Directive:
Repeat the listing in full, exactly as it stands.

++++++++++

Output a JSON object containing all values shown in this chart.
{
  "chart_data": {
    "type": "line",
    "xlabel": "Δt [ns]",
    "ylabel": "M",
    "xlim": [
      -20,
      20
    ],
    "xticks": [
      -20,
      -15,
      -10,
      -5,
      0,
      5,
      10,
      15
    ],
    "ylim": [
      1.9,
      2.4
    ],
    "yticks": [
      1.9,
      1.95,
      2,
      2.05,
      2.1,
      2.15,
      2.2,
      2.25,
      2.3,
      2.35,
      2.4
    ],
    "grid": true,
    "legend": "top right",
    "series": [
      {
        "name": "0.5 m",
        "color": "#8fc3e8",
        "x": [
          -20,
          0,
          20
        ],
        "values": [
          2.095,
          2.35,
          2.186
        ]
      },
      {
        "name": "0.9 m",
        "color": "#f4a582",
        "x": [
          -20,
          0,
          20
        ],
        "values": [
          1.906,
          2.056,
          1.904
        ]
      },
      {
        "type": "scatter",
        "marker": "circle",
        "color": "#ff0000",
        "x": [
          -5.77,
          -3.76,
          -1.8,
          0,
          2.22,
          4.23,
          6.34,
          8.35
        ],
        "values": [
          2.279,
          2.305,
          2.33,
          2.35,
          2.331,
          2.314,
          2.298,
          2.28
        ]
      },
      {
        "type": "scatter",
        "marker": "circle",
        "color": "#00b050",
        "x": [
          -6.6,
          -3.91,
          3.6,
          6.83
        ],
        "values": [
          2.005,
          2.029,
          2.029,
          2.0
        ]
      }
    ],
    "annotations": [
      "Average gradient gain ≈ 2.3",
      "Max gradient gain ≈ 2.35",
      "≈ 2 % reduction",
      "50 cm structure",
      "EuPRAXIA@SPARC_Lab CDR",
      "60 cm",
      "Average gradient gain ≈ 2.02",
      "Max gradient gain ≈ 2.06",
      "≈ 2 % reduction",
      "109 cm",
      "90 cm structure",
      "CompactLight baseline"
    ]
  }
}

++++++++++

Output for this task:
Output a JSON object containing all values shown in this chart.
{
  "chart_data": {
    "type": "line",
    "xlabel": "Δt [ns]",
    "ylabel": "M",
    "xlim": [
      -20,
      20
    ],
    "xticks": [
      -20,
      -15,
      -10,
      -5,
      0,
      5,
      10,
      15
    ],
    "ylim": [
      1.9,
      2.4
    ],
    "yticks": [
      1.9,
      1.95,
      2,
      2.05,
      2.1,
      2.15,
      2.2,
      2.25,
      2.3,
      2.35,
      2.4
    ],
    "grid": true,
    "legend": "top right",
    "series": [
      {
        "name": "0.5 m",
        "color": "#8fc3e8",
        "x": [
          -20,
          0,
          20
        ],
        "values": [
          2.095,
          2.35,
          2.186
        ]
      },
      {
        "name": "0.9 m",
        "color": "#f4a582",
        "x": [
          -20,
          0,
          20
        ],
        "values": [
          1.906,
          2.056,
          1.904
        ]
      },
      {
        "type": "scatter",
        "marker": "circle",
        "color": "#ff0000",
        "x": [
          -5.77,
          -3.76,
          -1.8,
          0,
          2.22,
          4.23,
          6.34,
          8.35
        ],
        "values": [
          2.279,
          2.305,
          2.33,
          2.35,
          2.331,
          2.314,
          2.298,
          2.28
        ]
      },
      {
        "type": "scatter",
        "marker": "circle",
        "color": "#00b050",
        "x": [
          -6.6,
          -3.91,
          3.6,
          6.83
        ],
        "values": [
          2.005,
          2.029,
          2.029,
          2.0
        ]
      }
    ],
    "annotations": [
      "Average gradient gain ≈ 2.3",
      "Max gradient gain ≈ 2.35",
      "≈ 2 % reduction",
      "50 cm structure",
      "EuPRAXIA@SPARC_Lab CDR",
      "60 cm",
      "Average gradient gain ≈ 2.02",
      "Max gradient gain ≈ 2.06",
      "≈ 2 % reduction",
      "109 cm",
      "90 cm structure",
      "CompactLight baseline"
    ]
  }
}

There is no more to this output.